EXERCISE INSTRUCTIONS:
Read the listing below and copy out every line that holds "吨油当量".

____ INFORMATION GIVEN

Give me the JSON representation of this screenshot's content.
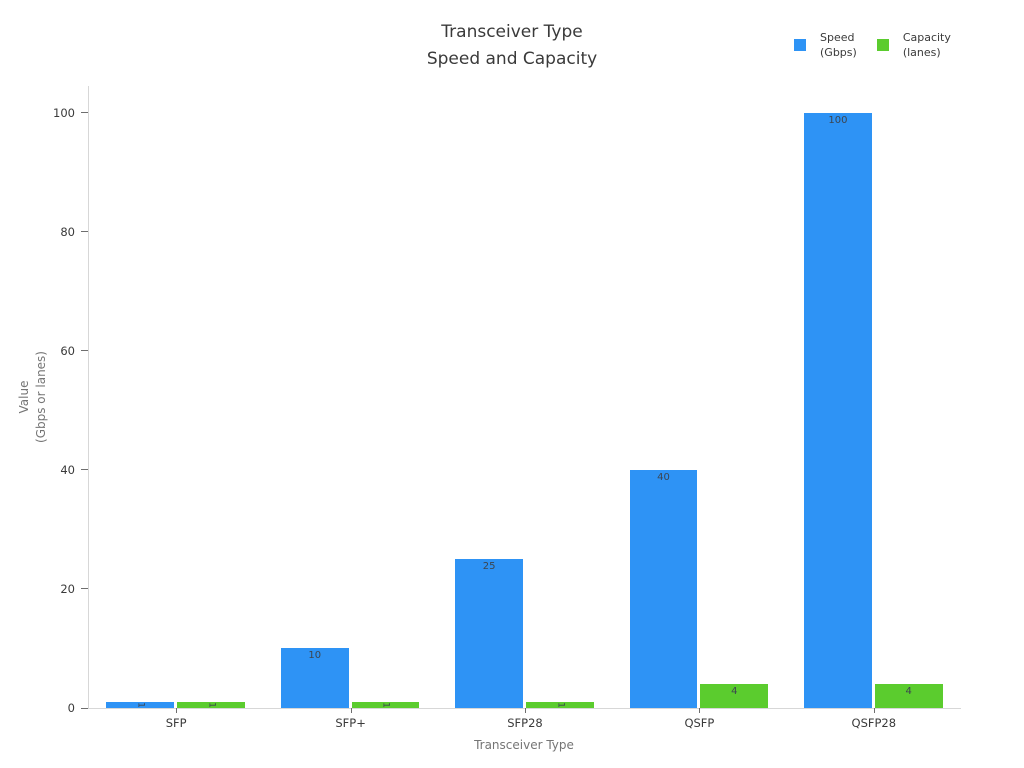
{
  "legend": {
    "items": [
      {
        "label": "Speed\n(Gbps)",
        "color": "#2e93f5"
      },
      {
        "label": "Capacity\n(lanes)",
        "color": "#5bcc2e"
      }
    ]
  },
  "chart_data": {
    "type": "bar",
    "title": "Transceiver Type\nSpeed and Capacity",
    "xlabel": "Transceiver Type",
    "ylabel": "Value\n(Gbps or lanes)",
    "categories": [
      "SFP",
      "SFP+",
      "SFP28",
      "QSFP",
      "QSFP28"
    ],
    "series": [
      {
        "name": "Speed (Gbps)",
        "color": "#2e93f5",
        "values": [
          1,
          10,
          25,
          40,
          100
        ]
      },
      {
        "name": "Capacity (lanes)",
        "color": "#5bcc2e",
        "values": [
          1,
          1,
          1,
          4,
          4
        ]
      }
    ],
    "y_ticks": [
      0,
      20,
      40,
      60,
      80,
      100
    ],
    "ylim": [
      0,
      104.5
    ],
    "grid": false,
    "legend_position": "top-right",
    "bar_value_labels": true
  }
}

________
____ INFORMATION GIVEN

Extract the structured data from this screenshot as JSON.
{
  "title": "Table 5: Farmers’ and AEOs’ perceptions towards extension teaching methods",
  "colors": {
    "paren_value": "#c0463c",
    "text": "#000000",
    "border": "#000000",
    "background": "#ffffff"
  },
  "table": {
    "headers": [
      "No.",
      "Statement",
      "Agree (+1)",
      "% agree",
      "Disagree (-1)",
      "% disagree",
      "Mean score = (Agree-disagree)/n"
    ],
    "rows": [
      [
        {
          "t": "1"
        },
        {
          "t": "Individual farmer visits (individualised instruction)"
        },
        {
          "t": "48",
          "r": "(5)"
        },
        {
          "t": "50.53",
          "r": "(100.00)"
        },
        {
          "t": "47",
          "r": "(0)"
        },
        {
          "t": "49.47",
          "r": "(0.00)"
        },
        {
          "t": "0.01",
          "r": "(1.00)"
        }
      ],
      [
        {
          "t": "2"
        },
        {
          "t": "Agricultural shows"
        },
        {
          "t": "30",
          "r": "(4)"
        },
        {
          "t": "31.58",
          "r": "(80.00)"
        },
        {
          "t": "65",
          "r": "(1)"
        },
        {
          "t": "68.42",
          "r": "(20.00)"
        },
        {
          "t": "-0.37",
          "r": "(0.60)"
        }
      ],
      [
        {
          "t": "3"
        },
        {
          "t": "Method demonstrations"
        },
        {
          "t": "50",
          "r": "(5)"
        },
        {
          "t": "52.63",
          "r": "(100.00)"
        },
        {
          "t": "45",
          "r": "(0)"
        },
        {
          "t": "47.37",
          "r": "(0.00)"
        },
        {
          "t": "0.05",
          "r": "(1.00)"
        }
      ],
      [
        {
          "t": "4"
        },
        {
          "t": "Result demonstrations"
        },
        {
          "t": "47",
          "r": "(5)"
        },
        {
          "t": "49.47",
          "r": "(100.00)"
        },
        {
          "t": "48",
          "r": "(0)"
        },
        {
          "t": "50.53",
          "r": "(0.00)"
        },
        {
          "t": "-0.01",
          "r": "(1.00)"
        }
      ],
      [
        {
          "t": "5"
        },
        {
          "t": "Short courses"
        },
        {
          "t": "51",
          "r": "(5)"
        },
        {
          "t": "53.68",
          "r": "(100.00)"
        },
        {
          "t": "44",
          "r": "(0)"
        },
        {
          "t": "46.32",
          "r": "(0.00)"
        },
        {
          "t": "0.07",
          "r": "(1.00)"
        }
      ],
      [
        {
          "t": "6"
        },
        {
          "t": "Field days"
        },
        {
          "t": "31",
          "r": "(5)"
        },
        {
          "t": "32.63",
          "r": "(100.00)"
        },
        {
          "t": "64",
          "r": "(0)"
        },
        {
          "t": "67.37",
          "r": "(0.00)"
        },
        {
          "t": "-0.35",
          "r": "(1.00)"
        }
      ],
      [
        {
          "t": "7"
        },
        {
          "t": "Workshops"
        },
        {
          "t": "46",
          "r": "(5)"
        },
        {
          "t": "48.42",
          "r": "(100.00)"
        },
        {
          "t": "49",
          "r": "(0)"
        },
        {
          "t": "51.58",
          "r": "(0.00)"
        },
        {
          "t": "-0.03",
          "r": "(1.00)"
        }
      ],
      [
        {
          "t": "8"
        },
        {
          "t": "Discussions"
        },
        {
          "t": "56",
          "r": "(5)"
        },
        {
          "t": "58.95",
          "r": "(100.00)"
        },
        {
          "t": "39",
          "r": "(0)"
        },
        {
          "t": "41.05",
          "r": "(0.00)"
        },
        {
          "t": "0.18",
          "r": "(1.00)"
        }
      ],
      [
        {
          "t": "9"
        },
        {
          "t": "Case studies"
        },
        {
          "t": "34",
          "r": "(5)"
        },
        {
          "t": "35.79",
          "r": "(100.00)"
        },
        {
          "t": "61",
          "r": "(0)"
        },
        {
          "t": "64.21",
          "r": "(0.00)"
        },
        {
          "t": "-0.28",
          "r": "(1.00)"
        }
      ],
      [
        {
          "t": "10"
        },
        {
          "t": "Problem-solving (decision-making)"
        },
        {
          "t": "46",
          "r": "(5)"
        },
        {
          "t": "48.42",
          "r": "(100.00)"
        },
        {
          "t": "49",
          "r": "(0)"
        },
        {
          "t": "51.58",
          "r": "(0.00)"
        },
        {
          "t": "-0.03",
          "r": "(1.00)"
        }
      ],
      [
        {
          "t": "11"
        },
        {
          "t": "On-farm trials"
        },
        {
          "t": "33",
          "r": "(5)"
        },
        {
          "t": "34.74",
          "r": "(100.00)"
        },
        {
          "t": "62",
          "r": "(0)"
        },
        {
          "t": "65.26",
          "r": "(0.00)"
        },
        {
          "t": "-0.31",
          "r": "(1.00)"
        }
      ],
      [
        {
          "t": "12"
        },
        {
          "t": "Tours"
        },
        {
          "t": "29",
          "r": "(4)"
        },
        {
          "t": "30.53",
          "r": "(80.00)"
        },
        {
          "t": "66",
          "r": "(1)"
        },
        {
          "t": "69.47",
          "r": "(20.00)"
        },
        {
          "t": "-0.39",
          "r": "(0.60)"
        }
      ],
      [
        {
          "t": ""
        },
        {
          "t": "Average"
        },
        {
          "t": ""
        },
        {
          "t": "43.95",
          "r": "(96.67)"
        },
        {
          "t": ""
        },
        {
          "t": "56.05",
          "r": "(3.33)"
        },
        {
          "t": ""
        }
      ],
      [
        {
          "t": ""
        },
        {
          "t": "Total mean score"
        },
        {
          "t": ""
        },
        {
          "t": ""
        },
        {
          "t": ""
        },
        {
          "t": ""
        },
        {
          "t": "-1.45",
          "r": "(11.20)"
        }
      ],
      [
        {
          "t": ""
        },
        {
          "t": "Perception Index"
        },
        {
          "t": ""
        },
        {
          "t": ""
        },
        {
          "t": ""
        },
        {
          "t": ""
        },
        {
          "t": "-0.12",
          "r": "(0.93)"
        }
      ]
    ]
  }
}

________
____ INFORMATION GIVEN

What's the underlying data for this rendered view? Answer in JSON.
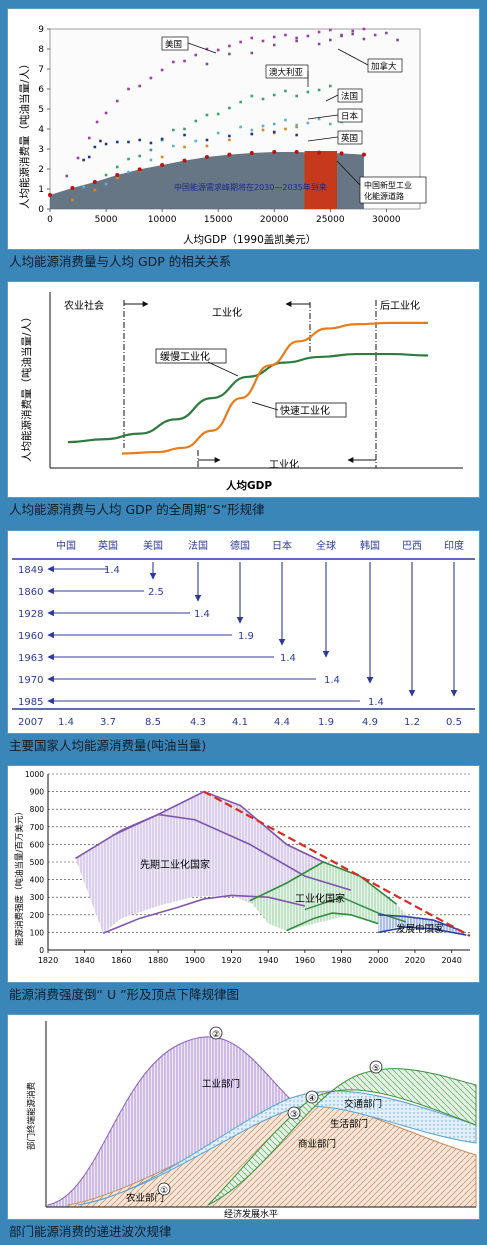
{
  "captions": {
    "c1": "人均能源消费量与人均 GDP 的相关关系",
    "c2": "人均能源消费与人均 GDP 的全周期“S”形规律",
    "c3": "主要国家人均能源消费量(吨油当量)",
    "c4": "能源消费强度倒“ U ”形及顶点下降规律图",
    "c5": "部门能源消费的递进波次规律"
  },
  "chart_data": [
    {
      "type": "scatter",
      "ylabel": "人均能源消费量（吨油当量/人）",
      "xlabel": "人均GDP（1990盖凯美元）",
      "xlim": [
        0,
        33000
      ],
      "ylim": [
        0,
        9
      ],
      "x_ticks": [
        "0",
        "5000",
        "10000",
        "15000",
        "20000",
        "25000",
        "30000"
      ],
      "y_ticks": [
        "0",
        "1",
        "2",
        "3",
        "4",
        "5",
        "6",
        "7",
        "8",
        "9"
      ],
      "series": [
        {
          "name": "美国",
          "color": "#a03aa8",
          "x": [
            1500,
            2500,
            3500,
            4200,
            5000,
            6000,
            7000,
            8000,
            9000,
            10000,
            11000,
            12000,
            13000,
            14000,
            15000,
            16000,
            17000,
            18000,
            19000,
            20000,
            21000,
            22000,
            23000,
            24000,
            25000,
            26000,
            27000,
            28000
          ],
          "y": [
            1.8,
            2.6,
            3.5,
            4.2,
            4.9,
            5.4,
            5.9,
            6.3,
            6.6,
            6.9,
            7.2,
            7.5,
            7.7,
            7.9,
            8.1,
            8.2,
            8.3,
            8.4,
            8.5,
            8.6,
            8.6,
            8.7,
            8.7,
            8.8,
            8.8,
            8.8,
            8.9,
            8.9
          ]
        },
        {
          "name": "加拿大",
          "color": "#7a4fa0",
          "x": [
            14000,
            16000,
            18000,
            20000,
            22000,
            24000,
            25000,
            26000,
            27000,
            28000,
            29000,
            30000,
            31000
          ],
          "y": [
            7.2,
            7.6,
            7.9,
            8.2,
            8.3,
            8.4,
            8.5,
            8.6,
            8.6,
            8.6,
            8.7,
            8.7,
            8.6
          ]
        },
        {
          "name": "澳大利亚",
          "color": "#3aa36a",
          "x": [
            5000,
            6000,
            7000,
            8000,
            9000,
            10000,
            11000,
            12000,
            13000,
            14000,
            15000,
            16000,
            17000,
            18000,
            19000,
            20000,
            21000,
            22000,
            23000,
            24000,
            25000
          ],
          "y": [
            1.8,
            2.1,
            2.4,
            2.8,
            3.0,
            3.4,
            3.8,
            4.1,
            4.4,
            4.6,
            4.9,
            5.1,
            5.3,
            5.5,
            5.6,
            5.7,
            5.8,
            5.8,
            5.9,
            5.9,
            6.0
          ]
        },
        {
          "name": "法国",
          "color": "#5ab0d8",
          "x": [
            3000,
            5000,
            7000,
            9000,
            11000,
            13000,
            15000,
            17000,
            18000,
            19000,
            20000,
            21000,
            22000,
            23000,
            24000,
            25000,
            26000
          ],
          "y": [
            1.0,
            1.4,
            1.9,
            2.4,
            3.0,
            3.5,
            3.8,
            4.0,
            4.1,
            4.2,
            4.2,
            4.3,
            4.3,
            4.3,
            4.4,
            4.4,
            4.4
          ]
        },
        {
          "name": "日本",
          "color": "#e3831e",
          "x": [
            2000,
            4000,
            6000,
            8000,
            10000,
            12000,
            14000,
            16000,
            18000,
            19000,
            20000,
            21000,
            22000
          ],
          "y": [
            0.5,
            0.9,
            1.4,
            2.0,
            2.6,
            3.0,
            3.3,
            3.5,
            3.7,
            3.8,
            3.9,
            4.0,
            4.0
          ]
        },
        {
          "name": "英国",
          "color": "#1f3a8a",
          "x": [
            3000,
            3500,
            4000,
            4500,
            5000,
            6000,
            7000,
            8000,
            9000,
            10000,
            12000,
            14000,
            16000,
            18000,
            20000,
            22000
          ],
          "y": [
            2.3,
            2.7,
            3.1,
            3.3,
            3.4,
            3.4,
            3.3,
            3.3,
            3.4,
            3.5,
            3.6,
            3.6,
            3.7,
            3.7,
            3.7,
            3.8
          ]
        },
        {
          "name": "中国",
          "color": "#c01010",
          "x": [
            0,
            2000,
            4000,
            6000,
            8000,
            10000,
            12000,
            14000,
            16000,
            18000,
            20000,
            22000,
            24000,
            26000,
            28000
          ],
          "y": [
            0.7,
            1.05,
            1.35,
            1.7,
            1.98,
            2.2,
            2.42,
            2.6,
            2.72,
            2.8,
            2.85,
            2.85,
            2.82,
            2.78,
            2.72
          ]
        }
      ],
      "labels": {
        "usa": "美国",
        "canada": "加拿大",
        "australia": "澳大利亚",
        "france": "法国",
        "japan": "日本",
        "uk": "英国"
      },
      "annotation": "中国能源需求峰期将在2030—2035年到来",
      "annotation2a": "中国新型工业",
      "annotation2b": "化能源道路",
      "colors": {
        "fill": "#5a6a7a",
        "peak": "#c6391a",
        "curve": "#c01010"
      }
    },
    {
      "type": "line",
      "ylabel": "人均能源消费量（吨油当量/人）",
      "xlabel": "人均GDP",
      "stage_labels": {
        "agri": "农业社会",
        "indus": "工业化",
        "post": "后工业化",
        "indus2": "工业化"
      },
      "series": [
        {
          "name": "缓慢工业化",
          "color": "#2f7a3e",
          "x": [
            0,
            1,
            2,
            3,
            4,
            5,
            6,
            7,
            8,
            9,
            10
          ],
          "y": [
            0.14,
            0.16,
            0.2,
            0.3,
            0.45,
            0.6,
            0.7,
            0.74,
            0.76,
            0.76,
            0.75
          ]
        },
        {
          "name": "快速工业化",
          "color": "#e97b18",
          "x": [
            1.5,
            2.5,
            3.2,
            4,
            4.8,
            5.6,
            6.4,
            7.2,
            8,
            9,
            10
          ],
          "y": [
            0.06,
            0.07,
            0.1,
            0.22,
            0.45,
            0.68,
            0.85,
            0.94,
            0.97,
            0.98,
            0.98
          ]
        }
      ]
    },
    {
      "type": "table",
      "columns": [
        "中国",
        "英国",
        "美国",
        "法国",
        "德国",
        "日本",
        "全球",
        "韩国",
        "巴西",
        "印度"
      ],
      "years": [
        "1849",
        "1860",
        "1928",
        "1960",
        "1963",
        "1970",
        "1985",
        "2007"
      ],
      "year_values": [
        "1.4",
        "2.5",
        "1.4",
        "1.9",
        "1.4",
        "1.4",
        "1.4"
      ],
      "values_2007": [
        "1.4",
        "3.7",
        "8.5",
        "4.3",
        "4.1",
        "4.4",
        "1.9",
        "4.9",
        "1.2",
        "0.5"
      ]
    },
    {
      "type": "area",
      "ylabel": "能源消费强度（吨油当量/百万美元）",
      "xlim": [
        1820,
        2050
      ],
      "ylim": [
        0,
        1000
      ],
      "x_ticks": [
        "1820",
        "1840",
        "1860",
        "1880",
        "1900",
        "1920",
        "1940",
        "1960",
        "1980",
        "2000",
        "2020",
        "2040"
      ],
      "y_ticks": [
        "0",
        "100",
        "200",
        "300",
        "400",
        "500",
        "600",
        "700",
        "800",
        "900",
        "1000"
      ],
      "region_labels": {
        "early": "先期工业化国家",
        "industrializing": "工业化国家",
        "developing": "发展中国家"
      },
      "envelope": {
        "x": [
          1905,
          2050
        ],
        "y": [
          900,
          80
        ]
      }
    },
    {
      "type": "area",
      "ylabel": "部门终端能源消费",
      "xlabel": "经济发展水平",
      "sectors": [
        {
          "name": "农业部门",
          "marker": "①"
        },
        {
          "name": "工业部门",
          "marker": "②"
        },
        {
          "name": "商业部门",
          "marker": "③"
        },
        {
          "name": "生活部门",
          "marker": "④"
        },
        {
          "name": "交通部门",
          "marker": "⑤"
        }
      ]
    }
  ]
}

________

OUTPUT OF THE EXERCISE:
    "c3": "主要国家人均能源消费量(吨油当量)",
      "ylabel": "人均能源消费量（吨油当量/人）",
      "ylabel": "人均能源消费量（吨油当量/人）",
      "ylabel": "能源消费强度（吨油当量/百万美元）",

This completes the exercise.